# [Record extracts]

##############################

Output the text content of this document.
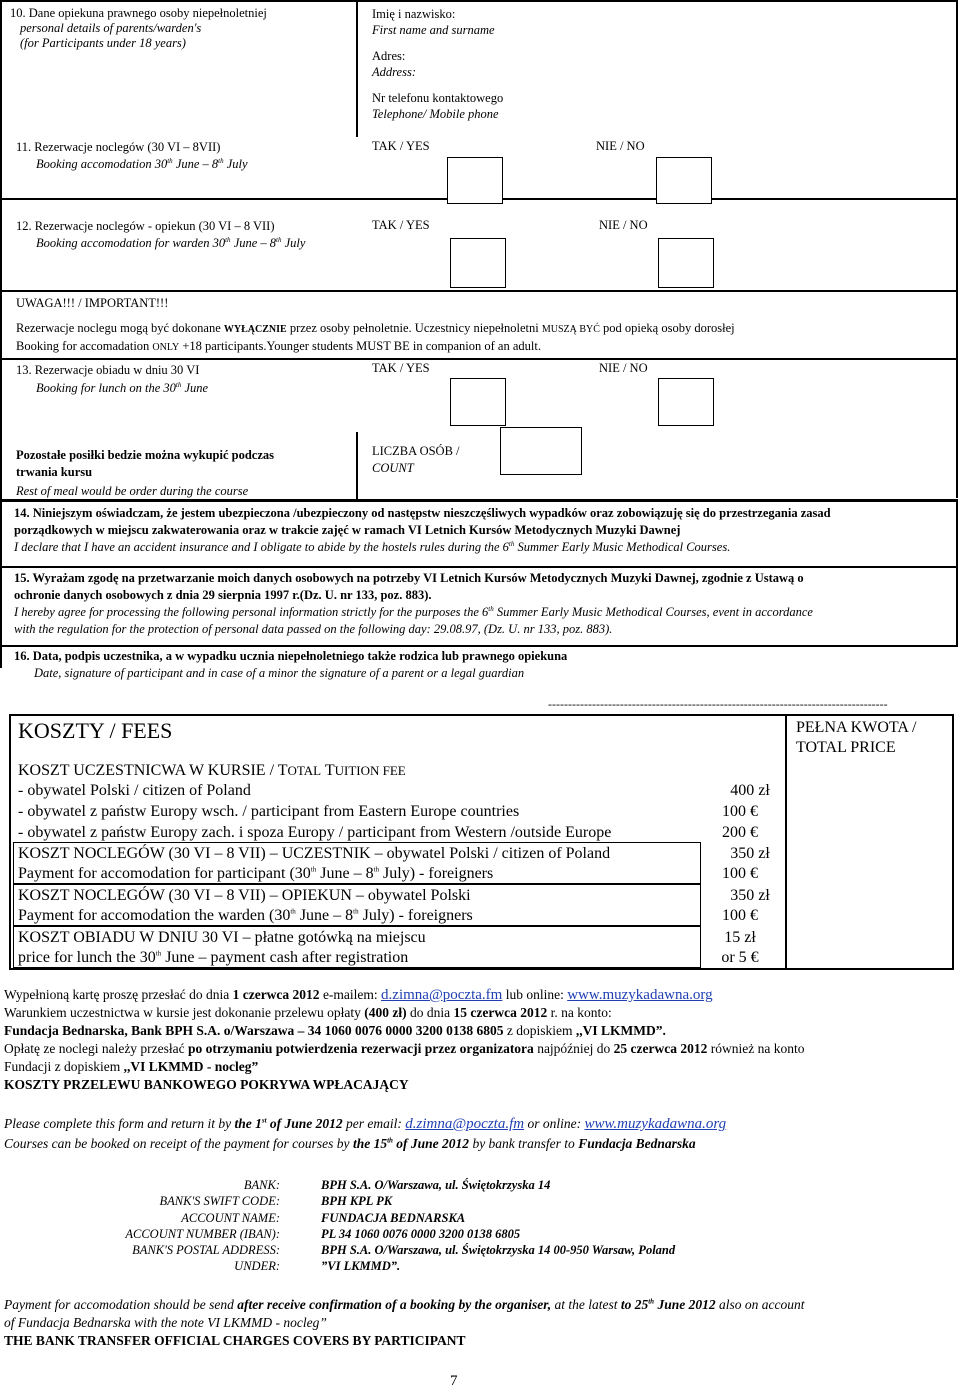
10. Dane opiekuna prawnego osoby niepełnoletniej
personal details of parents/warden's
(for Participants under 18 years)
Imię i nazwisko:
First name and surname
Adres:
Address:
Nr telefonu kontaktowego
Telephone/ Mobile phone
11. Rezerwacje noclegów (30 VI – 8VII)
Booking accomodation 30th June – 8th July
TAK / YES	NIE / NO
12. Rezerwacje noclegów - opiekun (30 VI – 8 VII)
Booking accomodation for warden 30th June – 8th July
TAK / YES	NIE / NO
UWAGA!!! / IMPORTANT!!!
Rezerwacje noclegu mogą być dokonane WYŁĄCZNIE przez osoby pełnoletnie. Uczestnicy niepełnoletni MUSZĄ BYĆ pod opieką osoby dorosłej
Booking for accomadation ONLY +18 participants.Younger students MUST BE in companion of an adult.
13. Rezerwacje obiadu w dniu 30 VI
Booking for lunch on the 30th June
TAK / YES	NIE / NO
Pozostałe posiłki bedzie można wykupić podczas
trwania kursu
Rest of meal would be order during the course
LICZBA OSÓB /
COUNT
14. Niniejszym oświadczam, że jestem ubezpieczona /ubezpieczony od następstw nieszczęśliwych wypadków oraz zobowiązuję się do przestrzegania zasad
porządkowych w miejscu zakwaterowania oraz w trakcie zajęć w ramach VI Letnich Kursów Metodycznych Muzyki Dawnej
I declare that I have an accident insurance and I obligate to abide by the hostels rules during the 6th Summer Early Music Methodical Courses.
15. Wyrażam zgodę na przetwarzanie moich danych osobowych na potrzeby VI Letnich Kursów Metodycznych Muzyki Dawnej, zgodnie z Ustawą o
ochronie danych osobowych z dnia 29 sierpnia 1997 r.(Dz. U. nr 133, poz. 883).
I hereby agree for processing the following personal information strictly for the purposes the 6th Summer Early Music Methodical Courses, event in accordance
with the regulation for the protection of personal data passed on the following day: 29.08.97, (Dz. U. nr 133, poz. 883).
16. Data, podpis uczestnika, a w wypadku ucznia niepełnoletniego także rodzica lub prawnego opiekuna
Date, signature of participant and in case of a minor the signature of a parent or a legal guardian
-------------------------------------------------------------------------------------
KOSZTY / FEES	PEŁNA KWOTA /
TOTAL PRICE
KOSZT UCZESTNICWA W KURSIE / TOTAL TUITION FEE
- obywatel Polski / citizen of Poland	400 zł
- obywatel z państw Europy wsch. / participant from Eastern Europe countries	100 €
- obywatel z państw Europy zach. i spoza Europy / participant from Western /outside Europe	200 €
KOSZT NOCLEGÓW (30 VI – 8 VII) – UCZESTNIK – obywatel Polski / citizen of Poland	350 zł
Payment for accomodation for participant (30th June – 8th July) - foreigners	100 €
KOSZT NOCLEGÓW (30 VI – 8 VII) – OPIEKUN – obywatel Polski	350 zł
Payment for accomodation the warden (30th June – 8th July) - foreigners	100 €
KOSZT OBIADU W DNIU 30 VI – płatne gotówką na miejscu	15 zł
price for lunch the 30th June – payment cash after registration	or 5 €
Wypełnioną kartę proszę przesłać do dnia 1 czerwca 2012 e-mailem: d.zimna@poczta.fm lub online: www.muzykadawna.org
Warunkiem uczestnictwa w kursie jest dokonanie przelewu opłaty (400 zł) do dnia 15 czerwca 2012 r. na konto:
Fundacja Bednarska, Bank BPH S.A. o/Warszawa – 34 1060 0076 0000 3200 0138 6805 z dopiskiem ,,VI LKMMD”.
Opłatę ze noclegi należy przesłać po otrzymaniu potwierdzenia rezerwacji przez organizatora najpóźniej do 25 czerwca 2012 również na konto
Fundacji z dopiskiem ,,VI LKMMD - nocleg”
KOSZTY PRZELEWU BANKOWEGO POKRYWA WPŁACAJĄCY
Please complete this form and return it by the 1st of June 2012 per email: d.zimna@poczta.fm or online: www.muzykadawna.org
Courses can be booked on receipt of the payment for courses by the 15th of June 2012 by bank transfer to Fundacja Bednarska
BANK:	BPH S.A. O/Warszawa, ul. Świętokrzyska 14
BANK'S SWIFT CODE:	BPH KPL PK
ACCOUNT NAME:	FUNDACJA BEDNARSKA
ACCOUNT NUMBER (IBAN):	PL 34 1060 0076 0000 3200 0138 6805
BANK'S POSTAL ADDRESS:	BPH S.A. O/Warszawa, ul. Świętokrzyska 14 00-950 Warsaw, Poland
UNDER:	”VI LKMMD”.
Payment for accomodation should be send after receive confirmation of a booking by the organiser, at the latest to 25th June 2012 also on account
of Fundacja Bednarska with the note VI LKMMD - nocleg”
THE BANK TRANSFER OFFICIAL CHARGES COVERS BY PARTICIPANT
7
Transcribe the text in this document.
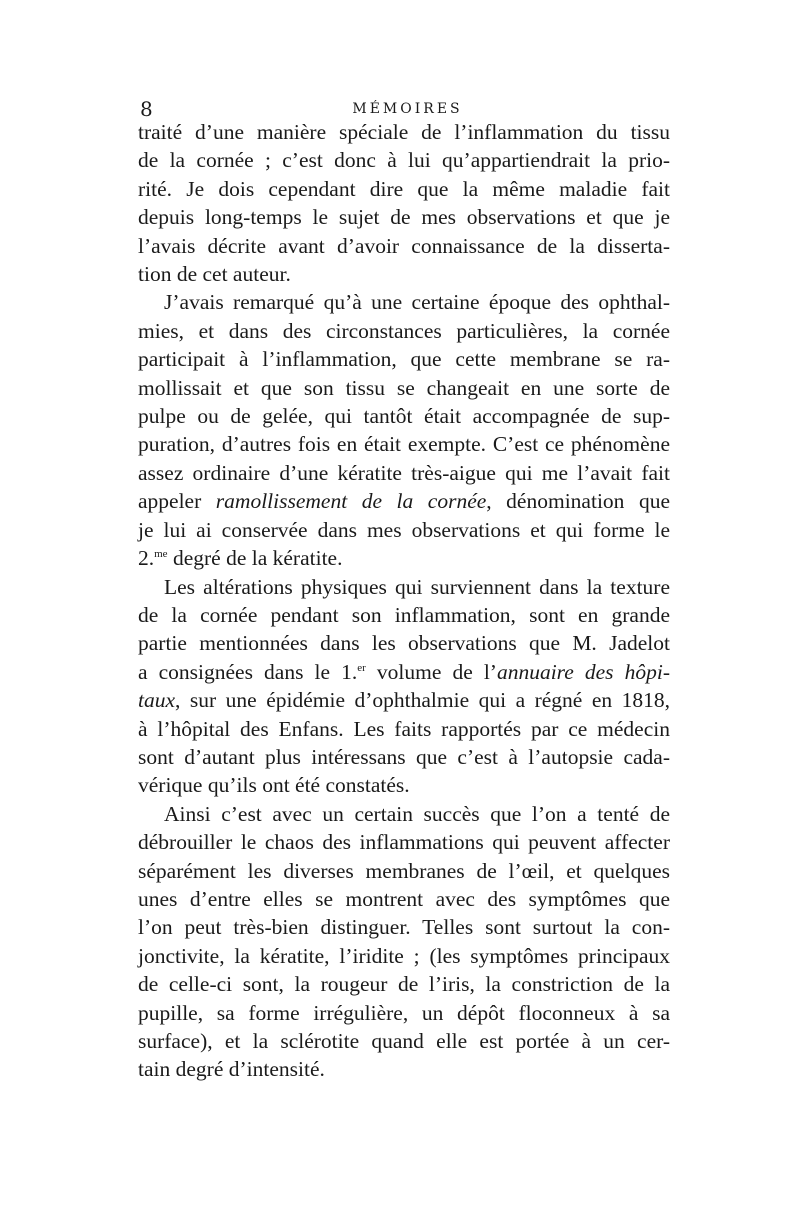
8	MÉMOIRES

traité d’une manière spéciale de l’inflammation du tissu
de la cornée ; c’est donc à lui qu’appartiendrait la prio-
rité. Je dois cependant dire que la même maladie fait
depuis long-temps le sujet de mes observations et que je
l’avais décrite avant d’avoir connaissance de la disserta-
tion de cet auteur.

J’avais remarqué qu’à une certaine époque des ophthal-
mies, et dans des circonstances particulières, la cornée
participait à l’inflammation, que cette membrane se ra-
mollissait et que son tissu se changeait en une sorte de
pulpe ou de gelée, qui tantôt était accompagnée de sup-
puration, d’autres fois en était exempte. C’est ce phénomène
assez ordinaire d’une kératite très-aigue qui me l’avait fait
appeler ramollissement de la cornée, dénomination que
je lui ai conservée dans mes observations et qui forme le
2.$^{me}$ degré de la kératite.

Les altérations physiques qui surviennent dans la texture
de la cornée pendant son inflammation, sont en grande
partie mentionnées dans les observations que M. Jadelot
a consignées dans le 1.$^{er}$ volume de l’annuaire des hôpi-
taux, sur une épidémie d’ophthalmie qui a régné en 1818,
à l’hôpital des Enfans. Les faits rapportés par ce médecin
sont d’autant plus intéressans que c’est à l’autopsie cada-
vérique qu’ils ont été constatés.

Ainsi c’est avec un certain succès que l’on a tenté de
débrouiller le chaos des inflammations qui peuvent affecter
séparément les diverses membranes de l’œil, et quelques
unes d’entre elles se montrent avec des symptômes que
l’on peut très-bien distinguer. Telles sont surtout la con-
jonctivite, la kératite, l’iridite ; (les symptômes principaux
de celle-ci sont, la rougeur de l’iris, la constriction de la
pupille, sa forme irrégulière, un dépôt floconneux à sa
surface), et la sclérotite quand elle est portée à un cer-
tain degré d’intensité.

##############################

# [Task to complete]
Set down the material above as is, without any pictures.

# [Finished exercise]
Output the text content of this document.
10. Dane opiekuna prawnego osoby niepełnoletniej
personal details of parents/warden's
(for Participants under 18 years)
Imię i nazwisko:
First name and surname
Adres:
Address:
Nr telefonu kontaktowego
Telephone/ Mobile phone
11. Rezerwacje noclegów (30 VI – 8VII)
Booking accomodation 30th June – 8th July
TAK / YES	NIE / NO
12. Rezerwacje noclegów - opiekun (30 VI – 8 VII)
Booking accomodation for warden 30th June – 8th July
TAK / YES	NIE / NO
UWAGA!!! / IMPORTANT!!!
Rezerwacje noclegu mogą być dokonane WYŁĄCZNIE przez osoby pełnoletnie. Uczestnicy niepełnoletni MUSZĄ BYĆ pod opieką osoby dorosłej
Booking for accomadation ONLY +18 participants.Younger students MUST BE in companion of an adult.
13. Rezerwacje obiadu w dniu 30 VI
Booking for lunch on the 30th June
TAK / YES	NIE / NO
Pozostałe posiłki bedzie można wykupić podczas
trwania kursu
Rest of meal would be order during the course
LICZBA OSÓB /
COUNT
14. Niniejszym oświadczam, że jestem ubezpieczona /ubezpieczony od następstw nieszczęśliwych wypadków oraz zobowiązuję się do przestrzegania zasad
porządkowych w miejscu zakwaterowania oraz w trakcie zajęć w ramach VI Letnich Kursów Metodycznych Muzyki Dawnej
I declare that I have an accident insurance and I obligate to abide by the hostels rules during the 6th Summer Early Music Methodical Courses.
15. Wyrażam zgodę na przetwarzanie moich danych osobowych na potrzeby VI Letnich Kursów Metodycznych Muzyki Dawnej, zgodnie z Ustawą o
ochronie danych osobowych z dnia 29 sierpnia 1997 r.(Dz. U. nr 133, poz. 883).
I hereby agree for processing the following personal information strictly for the purposes the 6th Summer Early Music Methodical Courses, event in accordance
with the regulation for the protection of personal data passed on the following day: 29.08.97, (Dz. U. nr 133, poz. 883).
16. Data, podpis uczestnika, a w wypadku ucznia niepełnoletniego także rodzica lub prawnego opiekuna
Date, signature of participant and in case of a minor the signature of a parent or a legal guardian
-------------------------------------------------------------------------------------
KOSZTY / FEES	PEŁNA KWOTA /
TOTAL PRICE
KOSZT UCZESTNICWA W KURSIE / TOTAL TUITION FEE
- obywatel Polski / citizen of Poland	400 zł
- obywatel z państw Europy wsch. / participant from Eastern Europe countries	100 €
- obywatel z państw Europy zach. i spoza Europy / participant from Western /outside Europe	200 €
KOSZT NOCLEGÓW (30 VI – 8 VII) – UCZESTNIK – obywatel Polski / citizen of Poland	350 zł
Payment for accomodation for participant (30th June – 8th July) - foreigners	100 €
KOSZT NOCLEGÓW (30 VI – 8 VII) – OPIEKUN – obywatel Polski	350 zł
Payment for accomodation the warden (30th June – 8th July) - foreigners	100 €
KOSZT OBIADU W DNIU 30 VI – płatne gotówką na miejscu	15 zł
price for lunch the 30th June – payment cash after registration	or 5 €
Wypełnioną kartę proszę przesłać do dnia 1 czerwca 2012 e-mailem: d.zimna@poczta.fm lub online: www.muzykadawna.org
Warunkiem uczestnictwa w kursie jest dokonanie przelewu opłaty (400 zł) do dnia 15 czerwca 2012 r. na konto:
Fundacja Bednarska, Bank BPH S.A. o/Warszawa – 34 1060 0076 0000 3200 0138 6805 z dopiskiem ,,VI LKMMD”.
Opłatę ze noclegi należy przesłać po otrzymaniu potwierdzenia rezerwacji przez organizatora najpóźniej do 25 czerwca 2012 również na konto
Fundacji z dopiskiem ,,VI LKMMD - nocleg”
KOSZTY PRZELEWU BANKOWEGO POKRYWA WPŁACAJĄCY
Please complete this form and return it by the 1st of June 2012 per email: d.zimna@poczta.fm or online: www.muzykadawna.org
Courses can be booked on receipt of the payment for courses by the 15th of June 2012 by bank transfer to Fundacja Bednarska
BANK:	BPH S.A. O/Warszawa, ul. Świętokrzyska 14
BANK'S SWIFT CODE:	BPH KPL PK
ACCOUNT NAME:	FUNDACJA BEDNARSKA
ACCOUNT NUMBER (IBAN):	PL 34 1060 0076 0000 3200 0138 6805
BANK'S POSTAL ADDRESS:	BPH S.A. O/Warszawa, ul. Świętokrzyska 14 00-950 Warsaw, Poland
UNDER:	”VI LKMMD”.
Payment for accomodation should be send after receive confirmation of a booking by the organiser, at the latest to 25th June 2012 also on account
of Fundacja Bednarska with the note VI LKMMD - nocleg”
THE BANK TRANSFER OFFICIAL CHARGES COVERS BY PARTICIPANT
7
Transcribe the text in this document.
8	MÉMOIRES

traité d’une manière spéciale de l’inflammation du tissu
de la cornée ; c’est donc à lui qu’appartiendrait la prio-
rité. Je dois cependant dire que la même maladie fait
depuis long-temps le sujet de mes observations et que je
l’avais décrite avant d’avoir connaissance de la disserta-
tion de cet auteur.

J’avais remarqué qu’à une certaine époque des ophthal-
mies, et dans des circonstances particulières, la cornée
participait à l’inflammation, que cette membrane se ra-
mollissait et que son tissu se changeait en une sorte de
pulpe ou de gelée, qui tantôt était accompagnée de sup-
puration, d’autres fois en était exempte. C’est ce phénomène
assez ordinaire d’une kératite très-aigue qui me l’avait fait
appeler ramollissement de la cornée, dénomination que
je lui ai conservée dans mes observations et qui forme le
2.$^{me}$ degré de la kératite.

Les altérations physiques qui surviennent dans la texture
de la cornée pendant son inflammation, sont en grande
partie mentionnées dans les observations que M. Jadelot
a consignées dans le 1.$^{er}$ volume de l’annuaire des hôpi-
taux, sur une épidémie d’ophthalmie qui a régné en 1818,
à l’hôpital des Enfans. Les faits rapportés par ce médecin
sont d’autant plus intéressans que c’est à l’autopsie cada-
vérique qu’ils ont été constatés.

Ainsi c’est avec un certain succès que l’on a tenté de
débrouiller le chaos des inflammations qui peuvent affecter
séparément les diverses membranes de l’œil, et quelques
unes d’entre elles se montrent avec des symptômes que
l’on peut très-bien distinguer. Telles sont surtout la con-
jonctivite, la kératite, l’iridite ; (les symptômes principaux
de celle-ci sont, la rougeur de l’iris, la constriction de la
pupille, sa forme irrégulière, un dépôt floconneux à sa
surface), et la sclérotite quand elle est portée à un cer-
tain degré d’intensité.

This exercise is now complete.